Data items:
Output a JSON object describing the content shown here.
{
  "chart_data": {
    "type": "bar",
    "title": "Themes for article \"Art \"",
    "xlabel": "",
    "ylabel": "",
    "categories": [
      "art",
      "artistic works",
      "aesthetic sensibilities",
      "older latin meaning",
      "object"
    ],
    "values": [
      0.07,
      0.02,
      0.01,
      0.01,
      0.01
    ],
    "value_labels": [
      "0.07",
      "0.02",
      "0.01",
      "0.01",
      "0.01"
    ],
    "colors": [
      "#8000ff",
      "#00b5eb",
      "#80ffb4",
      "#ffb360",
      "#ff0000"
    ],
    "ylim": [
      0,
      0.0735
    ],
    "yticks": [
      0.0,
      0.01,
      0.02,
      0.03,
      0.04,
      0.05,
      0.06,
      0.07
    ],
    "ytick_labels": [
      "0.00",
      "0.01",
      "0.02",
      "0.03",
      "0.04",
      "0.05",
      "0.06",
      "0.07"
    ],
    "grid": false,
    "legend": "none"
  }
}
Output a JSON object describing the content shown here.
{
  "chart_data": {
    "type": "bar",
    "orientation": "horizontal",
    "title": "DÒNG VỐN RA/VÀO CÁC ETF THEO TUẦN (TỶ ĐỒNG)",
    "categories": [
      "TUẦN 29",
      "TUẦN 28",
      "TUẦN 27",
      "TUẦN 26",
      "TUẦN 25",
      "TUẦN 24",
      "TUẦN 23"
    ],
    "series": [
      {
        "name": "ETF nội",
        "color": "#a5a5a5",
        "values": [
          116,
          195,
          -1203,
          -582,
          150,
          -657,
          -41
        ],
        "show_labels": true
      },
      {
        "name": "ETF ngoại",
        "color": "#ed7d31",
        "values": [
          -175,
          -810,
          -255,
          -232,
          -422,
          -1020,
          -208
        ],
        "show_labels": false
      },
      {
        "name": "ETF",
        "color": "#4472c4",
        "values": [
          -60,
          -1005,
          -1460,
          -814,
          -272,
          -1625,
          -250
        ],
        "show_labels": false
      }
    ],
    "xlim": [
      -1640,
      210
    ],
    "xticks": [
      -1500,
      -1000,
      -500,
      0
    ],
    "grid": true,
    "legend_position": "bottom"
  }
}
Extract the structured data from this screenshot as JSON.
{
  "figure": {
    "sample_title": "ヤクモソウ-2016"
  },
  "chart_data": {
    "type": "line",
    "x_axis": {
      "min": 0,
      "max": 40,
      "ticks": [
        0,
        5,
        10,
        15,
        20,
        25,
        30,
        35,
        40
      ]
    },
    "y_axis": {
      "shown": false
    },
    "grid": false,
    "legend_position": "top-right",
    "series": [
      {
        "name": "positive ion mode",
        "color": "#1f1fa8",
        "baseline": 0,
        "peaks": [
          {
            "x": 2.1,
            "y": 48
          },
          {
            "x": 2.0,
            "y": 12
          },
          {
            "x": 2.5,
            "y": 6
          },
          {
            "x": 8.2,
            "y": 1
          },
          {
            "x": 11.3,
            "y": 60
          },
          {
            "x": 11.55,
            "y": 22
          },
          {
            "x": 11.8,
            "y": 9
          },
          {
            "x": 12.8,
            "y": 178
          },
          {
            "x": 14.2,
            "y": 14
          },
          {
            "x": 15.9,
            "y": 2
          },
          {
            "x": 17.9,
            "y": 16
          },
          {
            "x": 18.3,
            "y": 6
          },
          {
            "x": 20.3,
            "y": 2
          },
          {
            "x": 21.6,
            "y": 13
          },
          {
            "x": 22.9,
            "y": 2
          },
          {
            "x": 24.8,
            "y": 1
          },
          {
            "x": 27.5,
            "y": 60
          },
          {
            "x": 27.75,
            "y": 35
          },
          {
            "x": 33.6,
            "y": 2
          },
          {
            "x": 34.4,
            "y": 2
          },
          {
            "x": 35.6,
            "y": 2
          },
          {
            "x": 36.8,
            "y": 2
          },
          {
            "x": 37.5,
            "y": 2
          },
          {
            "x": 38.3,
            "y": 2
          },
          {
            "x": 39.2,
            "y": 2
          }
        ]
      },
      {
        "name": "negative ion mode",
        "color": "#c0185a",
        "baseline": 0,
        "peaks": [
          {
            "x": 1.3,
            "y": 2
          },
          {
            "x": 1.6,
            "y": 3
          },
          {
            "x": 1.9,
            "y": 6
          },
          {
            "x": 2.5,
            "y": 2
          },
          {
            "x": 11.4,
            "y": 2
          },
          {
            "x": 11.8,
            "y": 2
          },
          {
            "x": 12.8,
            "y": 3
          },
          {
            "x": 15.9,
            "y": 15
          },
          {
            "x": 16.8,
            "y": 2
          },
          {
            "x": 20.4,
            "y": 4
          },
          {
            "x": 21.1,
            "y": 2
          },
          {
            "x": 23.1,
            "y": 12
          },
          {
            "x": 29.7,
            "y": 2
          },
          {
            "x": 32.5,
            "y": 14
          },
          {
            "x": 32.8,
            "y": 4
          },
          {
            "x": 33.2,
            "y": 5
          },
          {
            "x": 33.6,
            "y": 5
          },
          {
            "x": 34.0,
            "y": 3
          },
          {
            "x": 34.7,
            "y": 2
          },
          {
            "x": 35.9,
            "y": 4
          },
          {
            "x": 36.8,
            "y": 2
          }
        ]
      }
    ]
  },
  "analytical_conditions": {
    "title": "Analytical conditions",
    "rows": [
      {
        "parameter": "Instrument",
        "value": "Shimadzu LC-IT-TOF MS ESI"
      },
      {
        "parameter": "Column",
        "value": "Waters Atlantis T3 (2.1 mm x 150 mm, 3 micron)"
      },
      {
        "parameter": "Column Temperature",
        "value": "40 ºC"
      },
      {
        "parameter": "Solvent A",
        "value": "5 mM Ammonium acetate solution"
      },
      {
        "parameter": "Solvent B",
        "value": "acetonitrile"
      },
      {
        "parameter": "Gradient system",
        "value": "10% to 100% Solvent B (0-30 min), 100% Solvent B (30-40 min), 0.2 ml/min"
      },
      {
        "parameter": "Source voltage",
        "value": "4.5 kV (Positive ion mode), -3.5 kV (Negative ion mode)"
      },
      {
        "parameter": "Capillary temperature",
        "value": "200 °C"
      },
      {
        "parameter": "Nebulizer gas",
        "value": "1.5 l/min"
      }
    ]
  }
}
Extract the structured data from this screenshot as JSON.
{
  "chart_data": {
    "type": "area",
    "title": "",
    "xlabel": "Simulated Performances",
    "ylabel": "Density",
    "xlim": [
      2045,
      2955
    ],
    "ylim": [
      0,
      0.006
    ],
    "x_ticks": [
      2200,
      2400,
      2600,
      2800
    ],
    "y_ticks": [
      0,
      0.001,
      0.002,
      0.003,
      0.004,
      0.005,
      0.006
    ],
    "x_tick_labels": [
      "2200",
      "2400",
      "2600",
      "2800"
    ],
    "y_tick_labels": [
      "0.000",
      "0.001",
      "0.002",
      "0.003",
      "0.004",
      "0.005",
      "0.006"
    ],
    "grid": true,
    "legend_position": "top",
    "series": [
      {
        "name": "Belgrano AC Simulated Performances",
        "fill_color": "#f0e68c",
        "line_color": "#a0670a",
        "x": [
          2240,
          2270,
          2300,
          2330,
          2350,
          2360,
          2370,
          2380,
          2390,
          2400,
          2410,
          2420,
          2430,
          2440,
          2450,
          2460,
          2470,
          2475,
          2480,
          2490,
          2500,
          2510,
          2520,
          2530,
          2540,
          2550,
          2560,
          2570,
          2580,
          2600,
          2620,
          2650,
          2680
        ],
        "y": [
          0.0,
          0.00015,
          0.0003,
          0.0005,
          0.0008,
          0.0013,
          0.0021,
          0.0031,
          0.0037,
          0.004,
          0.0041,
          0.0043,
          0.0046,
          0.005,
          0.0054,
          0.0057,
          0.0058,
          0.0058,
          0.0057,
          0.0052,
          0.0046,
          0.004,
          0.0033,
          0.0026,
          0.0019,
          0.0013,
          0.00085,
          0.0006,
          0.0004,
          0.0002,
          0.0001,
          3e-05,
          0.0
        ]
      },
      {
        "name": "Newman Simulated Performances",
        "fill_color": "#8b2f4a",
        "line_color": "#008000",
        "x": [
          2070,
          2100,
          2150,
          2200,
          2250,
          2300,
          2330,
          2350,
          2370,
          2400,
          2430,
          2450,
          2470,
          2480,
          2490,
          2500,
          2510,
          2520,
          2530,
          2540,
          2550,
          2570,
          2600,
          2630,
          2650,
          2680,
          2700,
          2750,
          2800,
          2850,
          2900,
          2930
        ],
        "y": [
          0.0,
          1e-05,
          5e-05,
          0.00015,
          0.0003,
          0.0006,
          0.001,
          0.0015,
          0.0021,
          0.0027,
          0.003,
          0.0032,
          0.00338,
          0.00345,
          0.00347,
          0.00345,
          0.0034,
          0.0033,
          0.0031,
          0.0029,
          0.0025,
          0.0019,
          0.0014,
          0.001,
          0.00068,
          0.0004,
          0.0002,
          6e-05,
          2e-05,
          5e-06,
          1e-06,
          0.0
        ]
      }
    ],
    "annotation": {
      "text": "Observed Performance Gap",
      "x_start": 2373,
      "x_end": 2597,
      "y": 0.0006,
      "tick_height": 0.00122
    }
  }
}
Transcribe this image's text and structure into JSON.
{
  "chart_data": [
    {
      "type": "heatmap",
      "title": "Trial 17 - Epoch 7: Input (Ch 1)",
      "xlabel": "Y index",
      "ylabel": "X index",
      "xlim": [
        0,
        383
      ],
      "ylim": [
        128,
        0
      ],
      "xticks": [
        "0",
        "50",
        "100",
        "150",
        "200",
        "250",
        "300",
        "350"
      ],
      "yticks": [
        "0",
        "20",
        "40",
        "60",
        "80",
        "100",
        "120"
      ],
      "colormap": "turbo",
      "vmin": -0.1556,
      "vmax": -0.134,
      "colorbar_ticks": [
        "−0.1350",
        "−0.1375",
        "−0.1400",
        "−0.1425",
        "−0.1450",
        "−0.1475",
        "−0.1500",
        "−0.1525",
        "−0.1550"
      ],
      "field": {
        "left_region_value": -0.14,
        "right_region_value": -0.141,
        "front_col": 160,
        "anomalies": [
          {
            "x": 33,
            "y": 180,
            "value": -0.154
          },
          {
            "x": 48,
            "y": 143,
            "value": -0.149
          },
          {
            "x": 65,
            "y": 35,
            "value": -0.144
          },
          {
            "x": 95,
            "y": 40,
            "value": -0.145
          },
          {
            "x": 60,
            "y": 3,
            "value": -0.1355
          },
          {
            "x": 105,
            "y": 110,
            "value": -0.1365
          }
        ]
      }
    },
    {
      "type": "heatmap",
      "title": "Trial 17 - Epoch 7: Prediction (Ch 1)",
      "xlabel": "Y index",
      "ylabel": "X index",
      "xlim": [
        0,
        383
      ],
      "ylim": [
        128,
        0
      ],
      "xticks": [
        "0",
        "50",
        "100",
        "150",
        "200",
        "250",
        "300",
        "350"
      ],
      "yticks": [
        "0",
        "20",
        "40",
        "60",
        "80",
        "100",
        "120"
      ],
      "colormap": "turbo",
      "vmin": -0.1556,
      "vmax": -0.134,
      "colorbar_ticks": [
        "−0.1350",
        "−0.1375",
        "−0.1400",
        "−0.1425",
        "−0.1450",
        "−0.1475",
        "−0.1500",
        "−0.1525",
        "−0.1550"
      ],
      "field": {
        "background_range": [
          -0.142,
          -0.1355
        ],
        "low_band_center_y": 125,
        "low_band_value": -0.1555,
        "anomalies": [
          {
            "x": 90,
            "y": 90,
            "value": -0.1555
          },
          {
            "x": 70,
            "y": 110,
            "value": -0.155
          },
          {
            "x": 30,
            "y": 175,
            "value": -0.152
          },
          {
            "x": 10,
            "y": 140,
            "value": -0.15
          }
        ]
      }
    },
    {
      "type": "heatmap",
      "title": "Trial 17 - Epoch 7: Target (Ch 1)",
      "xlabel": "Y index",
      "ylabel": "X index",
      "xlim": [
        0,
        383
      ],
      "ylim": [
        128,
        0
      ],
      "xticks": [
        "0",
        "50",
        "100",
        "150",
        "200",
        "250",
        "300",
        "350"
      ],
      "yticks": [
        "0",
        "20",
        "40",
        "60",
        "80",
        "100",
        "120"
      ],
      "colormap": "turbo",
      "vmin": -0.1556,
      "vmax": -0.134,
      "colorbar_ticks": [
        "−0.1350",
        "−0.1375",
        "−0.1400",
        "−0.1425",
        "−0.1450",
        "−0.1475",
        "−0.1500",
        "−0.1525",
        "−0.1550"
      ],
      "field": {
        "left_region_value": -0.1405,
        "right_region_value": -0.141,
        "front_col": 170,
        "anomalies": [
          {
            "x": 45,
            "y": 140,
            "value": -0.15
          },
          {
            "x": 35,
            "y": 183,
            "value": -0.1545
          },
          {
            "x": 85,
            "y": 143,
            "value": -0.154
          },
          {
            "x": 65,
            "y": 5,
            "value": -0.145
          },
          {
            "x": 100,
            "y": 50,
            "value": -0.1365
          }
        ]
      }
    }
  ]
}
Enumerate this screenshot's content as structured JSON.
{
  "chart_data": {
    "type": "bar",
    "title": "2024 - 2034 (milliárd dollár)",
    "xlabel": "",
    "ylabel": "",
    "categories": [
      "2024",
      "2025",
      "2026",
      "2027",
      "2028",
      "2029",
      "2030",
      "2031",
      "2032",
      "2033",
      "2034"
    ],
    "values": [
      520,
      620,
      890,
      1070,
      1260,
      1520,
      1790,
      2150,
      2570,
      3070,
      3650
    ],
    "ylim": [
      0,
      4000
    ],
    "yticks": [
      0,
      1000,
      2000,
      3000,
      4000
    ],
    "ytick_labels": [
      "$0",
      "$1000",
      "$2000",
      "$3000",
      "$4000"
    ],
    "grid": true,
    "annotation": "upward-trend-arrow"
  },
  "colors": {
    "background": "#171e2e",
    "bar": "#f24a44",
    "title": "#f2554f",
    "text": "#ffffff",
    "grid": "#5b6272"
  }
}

**TASK DESCRIPTION**
All lines from the one containing "Enumerate this screenshot's" through the end of the records, both ends included, are to be quoted exactly; please add nothing else.

**EXERCISE SOLUTION**
Enumerate this screenshot's content as structured JSON.
{
  "chart_data": {
    "type": "bar",
    "title": "2024 - 2034 (milliárd dollár)",
    "xlabel": "",
    "ylabel": "",
    "categories": [
      "2024",
      "2025",
      "2026",
      "2027",
      "2028",
      "2029",
      "2030",
      "2031",
      "2032",
      "2033",
      "2034"
    ],
    "values": [
      520,
      620,
      890,
      1070,
      1260,
      1520,
      1790,
      2150,
      2570,
      3070,
      3650
    ],
    "ylim": [
      0,
      4000
    ],
    "yticks": [
      0,
      1000,
      2000,
      3000,
      4000
    ],
    "ytick_labels": [
      "$0",
      "$1000",
      "$2000",
      "$3000",
      "$4000"
    ],
    "grid": true,
    "annotation": "upward-trend-arrow"
  },
  "colors": {
    "background": "#171e2e",
    "bar": "#f24a44",
    "title": "#f2554f",
    "text": "#ffffff",
    "grid": "#5b6272"
  }
}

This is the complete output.